Every line holding the string "recharge" should be gathered.

[Records from a dataset]
§ §
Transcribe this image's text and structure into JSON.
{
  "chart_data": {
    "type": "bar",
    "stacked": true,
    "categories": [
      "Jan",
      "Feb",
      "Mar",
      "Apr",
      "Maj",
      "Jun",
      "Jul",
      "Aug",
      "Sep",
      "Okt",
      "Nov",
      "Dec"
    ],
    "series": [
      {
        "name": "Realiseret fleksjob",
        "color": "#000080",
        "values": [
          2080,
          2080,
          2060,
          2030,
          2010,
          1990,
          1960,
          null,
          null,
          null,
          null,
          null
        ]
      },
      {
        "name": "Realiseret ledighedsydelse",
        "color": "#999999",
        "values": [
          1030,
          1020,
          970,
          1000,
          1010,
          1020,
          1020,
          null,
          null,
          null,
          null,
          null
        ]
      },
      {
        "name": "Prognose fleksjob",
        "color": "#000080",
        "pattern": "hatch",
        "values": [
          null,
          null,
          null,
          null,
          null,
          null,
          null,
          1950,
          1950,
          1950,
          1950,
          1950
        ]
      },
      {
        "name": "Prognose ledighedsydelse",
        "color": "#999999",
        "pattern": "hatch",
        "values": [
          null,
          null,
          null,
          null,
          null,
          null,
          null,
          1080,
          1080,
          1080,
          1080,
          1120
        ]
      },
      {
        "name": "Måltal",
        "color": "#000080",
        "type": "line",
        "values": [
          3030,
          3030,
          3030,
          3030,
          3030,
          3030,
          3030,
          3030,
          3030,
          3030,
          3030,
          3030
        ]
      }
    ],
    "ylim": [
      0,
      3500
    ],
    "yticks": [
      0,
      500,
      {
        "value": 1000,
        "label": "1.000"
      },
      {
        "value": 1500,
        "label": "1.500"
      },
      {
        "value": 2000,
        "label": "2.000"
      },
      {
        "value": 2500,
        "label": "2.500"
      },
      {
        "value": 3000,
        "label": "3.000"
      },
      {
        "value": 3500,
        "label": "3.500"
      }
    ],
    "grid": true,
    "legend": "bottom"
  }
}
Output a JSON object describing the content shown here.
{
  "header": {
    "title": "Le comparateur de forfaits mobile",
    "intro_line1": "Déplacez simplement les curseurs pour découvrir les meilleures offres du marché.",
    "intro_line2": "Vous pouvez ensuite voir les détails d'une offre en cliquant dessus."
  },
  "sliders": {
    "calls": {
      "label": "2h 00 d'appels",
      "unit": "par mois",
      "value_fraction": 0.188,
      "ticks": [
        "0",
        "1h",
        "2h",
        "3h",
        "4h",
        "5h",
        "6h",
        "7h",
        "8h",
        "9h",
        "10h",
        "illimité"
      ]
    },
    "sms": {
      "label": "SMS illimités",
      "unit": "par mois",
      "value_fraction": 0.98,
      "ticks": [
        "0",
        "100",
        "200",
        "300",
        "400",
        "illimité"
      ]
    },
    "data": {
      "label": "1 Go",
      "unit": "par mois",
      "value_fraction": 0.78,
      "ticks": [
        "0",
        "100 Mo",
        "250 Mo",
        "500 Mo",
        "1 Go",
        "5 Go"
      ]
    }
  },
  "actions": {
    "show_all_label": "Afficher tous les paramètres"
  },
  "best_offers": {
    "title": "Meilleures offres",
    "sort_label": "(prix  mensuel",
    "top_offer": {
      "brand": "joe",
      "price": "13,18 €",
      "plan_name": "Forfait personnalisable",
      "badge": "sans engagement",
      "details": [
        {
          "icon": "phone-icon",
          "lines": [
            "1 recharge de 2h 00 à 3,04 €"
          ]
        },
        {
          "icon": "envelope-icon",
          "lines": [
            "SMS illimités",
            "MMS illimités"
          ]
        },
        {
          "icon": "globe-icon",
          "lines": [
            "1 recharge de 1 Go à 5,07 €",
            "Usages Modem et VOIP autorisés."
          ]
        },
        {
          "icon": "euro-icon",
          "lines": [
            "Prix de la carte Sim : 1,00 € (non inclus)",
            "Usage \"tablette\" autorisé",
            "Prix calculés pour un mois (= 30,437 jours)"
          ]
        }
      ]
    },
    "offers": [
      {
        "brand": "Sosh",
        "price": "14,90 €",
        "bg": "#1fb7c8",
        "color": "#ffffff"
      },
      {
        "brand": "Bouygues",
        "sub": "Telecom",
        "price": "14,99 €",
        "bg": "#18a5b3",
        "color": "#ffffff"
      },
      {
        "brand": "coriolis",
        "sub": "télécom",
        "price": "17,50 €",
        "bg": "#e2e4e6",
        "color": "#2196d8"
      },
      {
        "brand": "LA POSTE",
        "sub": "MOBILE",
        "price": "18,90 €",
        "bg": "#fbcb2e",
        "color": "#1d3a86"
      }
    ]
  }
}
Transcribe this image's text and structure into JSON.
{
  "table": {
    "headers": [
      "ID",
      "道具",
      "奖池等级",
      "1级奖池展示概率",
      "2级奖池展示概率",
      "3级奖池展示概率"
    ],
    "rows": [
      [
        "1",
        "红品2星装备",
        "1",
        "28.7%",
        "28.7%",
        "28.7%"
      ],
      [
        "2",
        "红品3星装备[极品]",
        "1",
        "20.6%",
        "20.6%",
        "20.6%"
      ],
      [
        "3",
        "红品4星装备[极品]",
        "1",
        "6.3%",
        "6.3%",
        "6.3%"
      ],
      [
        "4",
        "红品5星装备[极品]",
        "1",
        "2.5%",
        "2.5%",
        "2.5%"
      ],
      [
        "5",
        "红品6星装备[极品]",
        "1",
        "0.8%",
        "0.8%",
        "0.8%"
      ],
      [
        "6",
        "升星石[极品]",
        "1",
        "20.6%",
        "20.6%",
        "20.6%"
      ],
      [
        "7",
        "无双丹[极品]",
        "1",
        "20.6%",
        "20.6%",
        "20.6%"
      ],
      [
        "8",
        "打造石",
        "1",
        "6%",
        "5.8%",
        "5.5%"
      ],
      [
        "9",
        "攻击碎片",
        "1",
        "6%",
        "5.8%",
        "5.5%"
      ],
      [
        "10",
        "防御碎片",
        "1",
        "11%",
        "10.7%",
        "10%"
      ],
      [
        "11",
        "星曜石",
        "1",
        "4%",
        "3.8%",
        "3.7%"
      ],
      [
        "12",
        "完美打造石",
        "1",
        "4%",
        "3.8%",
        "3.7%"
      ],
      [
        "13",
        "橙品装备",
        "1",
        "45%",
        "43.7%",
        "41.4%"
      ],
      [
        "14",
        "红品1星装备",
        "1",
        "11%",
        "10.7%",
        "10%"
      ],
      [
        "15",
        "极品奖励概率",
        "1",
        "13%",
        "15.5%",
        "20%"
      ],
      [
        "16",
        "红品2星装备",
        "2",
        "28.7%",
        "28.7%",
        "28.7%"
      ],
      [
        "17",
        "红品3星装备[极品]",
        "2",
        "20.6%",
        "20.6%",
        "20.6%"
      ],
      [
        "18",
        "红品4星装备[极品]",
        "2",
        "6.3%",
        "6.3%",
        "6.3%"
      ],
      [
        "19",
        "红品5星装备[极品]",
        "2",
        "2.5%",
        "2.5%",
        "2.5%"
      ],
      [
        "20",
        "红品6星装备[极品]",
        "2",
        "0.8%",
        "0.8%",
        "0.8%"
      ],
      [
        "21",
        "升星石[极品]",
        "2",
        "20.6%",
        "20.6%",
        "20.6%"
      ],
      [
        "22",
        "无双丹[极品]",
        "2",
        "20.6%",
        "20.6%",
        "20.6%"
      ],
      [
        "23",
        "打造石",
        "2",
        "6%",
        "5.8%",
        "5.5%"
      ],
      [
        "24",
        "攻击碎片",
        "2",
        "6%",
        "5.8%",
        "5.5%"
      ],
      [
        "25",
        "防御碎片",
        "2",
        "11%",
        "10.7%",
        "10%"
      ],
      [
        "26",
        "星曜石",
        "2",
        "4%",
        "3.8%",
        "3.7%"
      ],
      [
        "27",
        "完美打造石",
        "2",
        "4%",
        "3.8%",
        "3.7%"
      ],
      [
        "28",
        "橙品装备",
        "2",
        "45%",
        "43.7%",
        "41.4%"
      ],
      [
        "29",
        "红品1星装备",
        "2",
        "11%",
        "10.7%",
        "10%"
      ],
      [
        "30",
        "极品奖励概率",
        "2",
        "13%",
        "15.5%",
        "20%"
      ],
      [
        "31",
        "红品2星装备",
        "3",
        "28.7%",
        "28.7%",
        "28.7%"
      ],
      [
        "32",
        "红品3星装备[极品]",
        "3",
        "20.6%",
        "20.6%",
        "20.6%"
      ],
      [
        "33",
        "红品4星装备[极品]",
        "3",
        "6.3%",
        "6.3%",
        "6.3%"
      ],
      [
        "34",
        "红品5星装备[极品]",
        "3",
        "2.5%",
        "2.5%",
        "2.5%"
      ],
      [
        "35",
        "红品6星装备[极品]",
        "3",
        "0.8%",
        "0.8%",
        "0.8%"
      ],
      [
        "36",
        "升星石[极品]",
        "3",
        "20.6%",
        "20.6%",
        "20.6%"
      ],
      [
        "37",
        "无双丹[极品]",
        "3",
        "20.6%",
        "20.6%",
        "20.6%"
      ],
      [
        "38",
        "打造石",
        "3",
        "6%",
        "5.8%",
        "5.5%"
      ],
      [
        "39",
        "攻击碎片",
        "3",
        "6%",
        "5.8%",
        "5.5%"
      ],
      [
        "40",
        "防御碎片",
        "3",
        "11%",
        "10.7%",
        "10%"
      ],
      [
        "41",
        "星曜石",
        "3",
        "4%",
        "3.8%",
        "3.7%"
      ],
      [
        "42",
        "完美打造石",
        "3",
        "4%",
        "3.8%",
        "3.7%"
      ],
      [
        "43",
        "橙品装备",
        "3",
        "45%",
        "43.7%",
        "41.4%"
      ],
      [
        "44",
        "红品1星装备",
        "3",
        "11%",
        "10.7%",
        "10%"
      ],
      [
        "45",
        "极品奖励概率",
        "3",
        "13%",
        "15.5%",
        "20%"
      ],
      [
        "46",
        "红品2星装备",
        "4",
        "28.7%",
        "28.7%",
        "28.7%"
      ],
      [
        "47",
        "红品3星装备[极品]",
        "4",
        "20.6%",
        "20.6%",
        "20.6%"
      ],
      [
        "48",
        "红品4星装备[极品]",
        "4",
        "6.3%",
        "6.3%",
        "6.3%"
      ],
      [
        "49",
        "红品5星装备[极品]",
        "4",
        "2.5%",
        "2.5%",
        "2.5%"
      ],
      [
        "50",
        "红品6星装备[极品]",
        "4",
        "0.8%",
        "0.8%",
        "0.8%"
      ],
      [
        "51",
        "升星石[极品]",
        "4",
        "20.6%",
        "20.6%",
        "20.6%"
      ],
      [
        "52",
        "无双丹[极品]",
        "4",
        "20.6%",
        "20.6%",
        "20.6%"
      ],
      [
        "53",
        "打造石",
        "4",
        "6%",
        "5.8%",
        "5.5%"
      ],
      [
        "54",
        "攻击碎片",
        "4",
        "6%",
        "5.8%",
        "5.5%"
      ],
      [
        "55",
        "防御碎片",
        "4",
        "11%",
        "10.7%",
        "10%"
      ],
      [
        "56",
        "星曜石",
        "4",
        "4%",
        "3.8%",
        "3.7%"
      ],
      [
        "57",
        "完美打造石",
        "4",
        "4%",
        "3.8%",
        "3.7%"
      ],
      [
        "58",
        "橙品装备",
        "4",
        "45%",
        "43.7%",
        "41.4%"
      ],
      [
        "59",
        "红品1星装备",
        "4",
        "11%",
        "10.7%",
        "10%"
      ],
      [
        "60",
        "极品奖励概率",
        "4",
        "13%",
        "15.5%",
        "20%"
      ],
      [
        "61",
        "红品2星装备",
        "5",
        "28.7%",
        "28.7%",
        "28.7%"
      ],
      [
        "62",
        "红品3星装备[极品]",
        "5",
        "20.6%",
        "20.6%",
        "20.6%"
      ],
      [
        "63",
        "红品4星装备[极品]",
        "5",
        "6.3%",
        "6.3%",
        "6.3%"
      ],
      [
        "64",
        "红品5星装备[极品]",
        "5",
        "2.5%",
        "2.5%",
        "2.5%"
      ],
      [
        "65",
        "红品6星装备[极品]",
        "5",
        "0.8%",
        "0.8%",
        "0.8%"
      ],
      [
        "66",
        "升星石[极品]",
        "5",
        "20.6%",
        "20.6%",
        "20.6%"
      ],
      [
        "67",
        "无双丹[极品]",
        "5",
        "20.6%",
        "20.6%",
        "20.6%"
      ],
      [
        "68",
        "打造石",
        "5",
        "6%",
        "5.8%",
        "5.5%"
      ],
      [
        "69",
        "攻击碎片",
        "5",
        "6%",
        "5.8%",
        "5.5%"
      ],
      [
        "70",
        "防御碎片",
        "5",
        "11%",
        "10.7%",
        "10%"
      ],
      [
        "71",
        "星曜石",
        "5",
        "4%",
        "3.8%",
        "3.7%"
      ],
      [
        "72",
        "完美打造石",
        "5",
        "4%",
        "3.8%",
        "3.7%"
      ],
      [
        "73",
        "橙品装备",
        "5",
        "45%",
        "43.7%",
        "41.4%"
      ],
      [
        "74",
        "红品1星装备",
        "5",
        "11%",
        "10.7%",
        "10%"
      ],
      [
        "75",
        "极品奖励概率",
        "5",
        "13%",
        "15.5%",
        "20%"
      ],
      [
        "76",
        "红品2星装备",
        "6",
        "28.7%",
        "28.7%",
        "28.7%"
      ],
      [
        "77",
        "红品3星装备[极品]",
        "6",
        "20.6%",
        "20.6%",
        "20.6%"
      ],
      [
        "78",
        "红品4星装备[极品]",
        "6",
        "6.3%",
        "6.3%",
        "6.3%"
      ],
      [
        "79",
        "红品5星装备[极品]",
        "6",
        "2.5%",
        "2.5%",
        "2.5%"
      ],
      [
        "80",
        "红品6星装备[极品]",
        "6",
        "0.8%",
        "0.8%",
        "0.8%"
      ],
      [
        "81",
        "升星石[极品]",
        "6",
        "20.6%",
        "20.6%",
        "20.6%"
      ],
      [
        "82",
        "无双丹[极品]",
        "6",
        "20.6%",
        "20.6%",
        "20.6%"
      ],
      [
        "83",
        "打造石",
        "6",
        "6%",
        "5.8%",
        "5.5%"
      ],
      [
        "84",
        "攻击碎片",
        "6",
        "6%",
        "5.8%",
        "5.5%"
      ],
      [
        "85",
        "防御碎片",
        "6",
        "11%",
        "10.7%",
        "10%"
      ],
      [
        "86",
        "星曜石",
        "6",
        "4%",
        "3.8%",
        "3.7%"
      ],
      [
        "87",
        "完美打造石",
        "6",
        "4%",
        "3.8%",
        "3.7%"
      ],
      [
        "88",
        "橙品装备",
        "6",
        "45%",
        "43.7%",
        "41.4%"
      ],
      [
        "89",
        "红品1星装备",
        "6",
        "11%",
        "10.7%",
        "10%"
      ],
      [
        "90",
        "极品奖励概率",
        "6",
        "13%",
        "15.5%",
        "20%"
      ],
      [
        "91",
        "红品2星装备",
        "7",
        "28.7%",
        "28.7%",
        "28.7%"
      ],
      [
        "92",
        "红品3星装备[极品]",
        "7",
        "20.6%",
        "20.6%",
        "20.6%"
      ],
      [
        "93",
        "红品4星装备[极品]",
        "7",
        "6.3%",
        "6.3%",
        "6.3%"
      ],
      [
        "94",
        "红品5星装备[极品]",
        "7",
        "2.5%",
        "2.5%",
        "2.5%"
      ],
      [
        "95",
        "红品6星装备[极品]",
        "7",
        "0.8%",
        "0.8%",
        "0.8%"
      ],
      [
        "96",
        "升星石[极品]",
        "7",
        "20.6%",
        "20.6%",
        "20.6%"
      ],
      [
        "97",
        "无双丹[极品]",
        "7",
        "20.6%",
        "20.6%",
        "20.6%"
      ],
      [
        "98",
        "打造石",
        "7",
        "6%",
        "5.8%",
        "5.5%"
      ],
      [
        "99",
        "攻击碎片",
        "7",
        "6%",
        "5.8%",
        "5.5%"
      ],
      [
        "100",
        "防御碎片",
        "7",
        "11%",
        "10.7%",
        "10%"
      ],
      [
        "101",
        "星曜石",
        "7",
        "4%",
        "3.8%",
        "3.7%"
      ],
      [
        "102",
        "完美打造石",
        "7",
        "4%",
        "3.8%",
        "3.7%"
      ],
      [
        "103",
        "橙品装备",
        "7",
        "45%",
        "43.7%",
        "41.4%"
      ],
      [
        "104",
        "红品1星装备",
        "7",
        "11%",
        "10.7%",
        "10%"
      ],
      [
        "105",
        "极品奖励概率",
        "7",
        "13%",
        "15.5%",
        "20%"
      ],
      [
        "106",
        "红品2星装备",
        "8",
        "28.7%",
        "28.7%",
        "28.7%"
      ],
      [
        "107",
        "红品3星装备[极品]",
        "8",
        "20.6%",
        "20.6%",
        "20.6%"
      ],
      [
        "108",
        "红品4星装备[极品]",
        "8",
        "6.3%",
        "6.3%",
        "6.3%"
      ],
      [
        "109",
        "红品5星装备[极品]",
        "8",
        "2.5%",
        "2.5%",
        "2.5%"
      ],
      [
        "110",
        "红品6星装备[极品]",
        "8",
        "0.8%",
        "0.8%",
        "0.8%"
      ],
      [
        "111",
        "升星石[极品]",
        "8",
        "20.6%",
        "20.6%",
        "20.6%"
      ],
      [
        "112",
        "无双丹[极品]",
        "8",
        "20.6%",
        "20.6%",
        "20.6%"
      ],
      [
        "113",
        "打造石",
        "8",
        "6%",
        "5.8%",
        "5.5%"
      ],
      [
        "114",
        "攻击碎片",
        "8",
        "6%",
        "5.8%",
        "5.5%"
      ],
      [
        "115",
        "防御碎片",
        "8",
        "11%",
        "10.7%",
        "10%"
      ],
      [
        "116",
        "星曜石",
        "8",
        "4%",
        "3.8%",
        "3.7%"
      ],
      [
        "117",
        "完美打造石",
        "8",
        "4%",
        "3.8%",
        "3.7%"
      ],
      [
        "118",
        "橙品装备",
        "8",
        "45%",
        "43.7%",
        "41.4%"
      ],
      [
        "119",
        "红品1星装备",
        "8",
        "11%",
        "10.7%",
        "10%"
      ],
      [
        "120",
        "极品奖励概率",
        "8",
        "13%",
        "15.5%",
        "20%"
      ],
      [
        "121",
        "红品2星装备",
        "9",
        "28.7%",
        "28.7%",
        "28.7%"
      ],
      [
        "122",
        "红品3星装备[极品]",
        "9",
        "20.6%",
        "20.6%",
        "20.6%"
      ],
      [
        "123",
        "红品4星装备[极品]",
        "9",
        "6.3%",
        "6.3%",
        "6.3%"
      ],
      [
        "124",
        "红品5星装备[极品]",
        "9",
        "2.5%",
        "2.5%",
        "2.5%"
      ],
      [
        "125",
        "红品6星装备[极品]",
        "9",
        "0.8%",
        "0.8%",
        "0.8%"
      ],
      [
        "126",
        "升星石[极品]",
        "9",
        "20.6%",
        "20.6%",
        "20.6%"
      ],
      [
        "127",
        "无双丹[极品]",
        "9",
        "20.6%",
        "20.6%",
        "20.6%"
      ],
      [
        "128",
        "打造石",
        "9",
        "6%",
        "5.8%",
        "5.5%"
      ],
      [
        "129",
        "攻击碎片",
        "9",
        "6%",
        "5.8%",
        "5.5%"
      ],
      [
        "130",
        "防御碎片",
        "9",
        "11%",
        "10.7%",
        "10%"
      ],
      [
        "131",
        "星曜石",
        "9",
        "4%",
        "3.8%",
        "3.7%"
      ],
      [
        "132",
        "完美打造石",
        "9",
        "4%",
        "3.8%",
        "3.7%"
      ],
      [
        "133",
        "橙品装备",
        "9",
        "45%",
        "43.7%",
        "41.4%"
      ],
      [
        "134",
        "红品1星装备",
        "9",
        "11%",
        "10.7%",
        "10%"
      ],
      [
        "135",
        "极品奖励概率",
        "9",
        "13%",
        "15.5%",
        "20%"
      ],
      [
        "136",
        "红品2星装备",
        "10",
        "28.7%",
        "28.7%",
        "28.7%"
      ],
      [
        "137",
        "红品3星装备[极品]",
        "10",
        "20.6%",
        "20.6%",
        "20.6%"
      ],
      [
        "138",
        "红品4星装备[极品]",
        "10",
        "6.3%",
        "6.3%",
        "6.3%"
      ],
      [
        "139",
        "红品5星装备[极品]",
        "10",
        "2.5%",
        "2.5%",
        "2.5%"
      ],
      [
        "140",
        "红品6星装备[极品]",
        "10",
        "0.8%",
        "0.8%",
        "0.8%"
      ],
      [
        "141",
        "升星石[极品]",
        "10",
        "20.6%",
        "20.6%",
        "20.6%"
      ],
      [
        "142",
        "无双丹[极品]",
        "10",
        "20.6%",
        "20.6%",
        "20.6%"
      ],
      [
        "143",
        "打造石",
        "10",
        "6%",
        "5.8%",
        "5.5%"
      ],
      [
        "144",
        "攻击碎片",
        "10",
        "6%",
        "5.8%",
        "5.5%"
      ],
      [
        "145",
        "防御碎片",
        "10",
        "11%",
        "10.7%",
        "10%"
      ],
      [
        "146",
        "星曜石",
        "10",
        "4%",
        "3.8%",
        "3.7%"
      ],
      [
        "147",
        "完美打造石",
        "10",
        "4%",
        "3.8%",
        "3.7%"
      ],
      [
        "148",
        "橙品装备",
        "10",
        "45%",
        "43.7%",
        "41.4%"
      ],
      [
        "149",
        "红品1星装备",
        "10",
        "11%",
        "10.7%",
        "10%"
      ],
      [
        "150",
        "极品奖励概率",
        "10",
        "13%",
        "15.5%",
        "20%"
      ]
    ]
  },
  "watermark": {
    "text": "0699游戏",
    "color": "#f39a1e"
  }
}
§ §
_Complete output_:
            "1 recharge de 2h 00 à 3,04 €"
            "1 recharge de 1 Go à 5,07 €",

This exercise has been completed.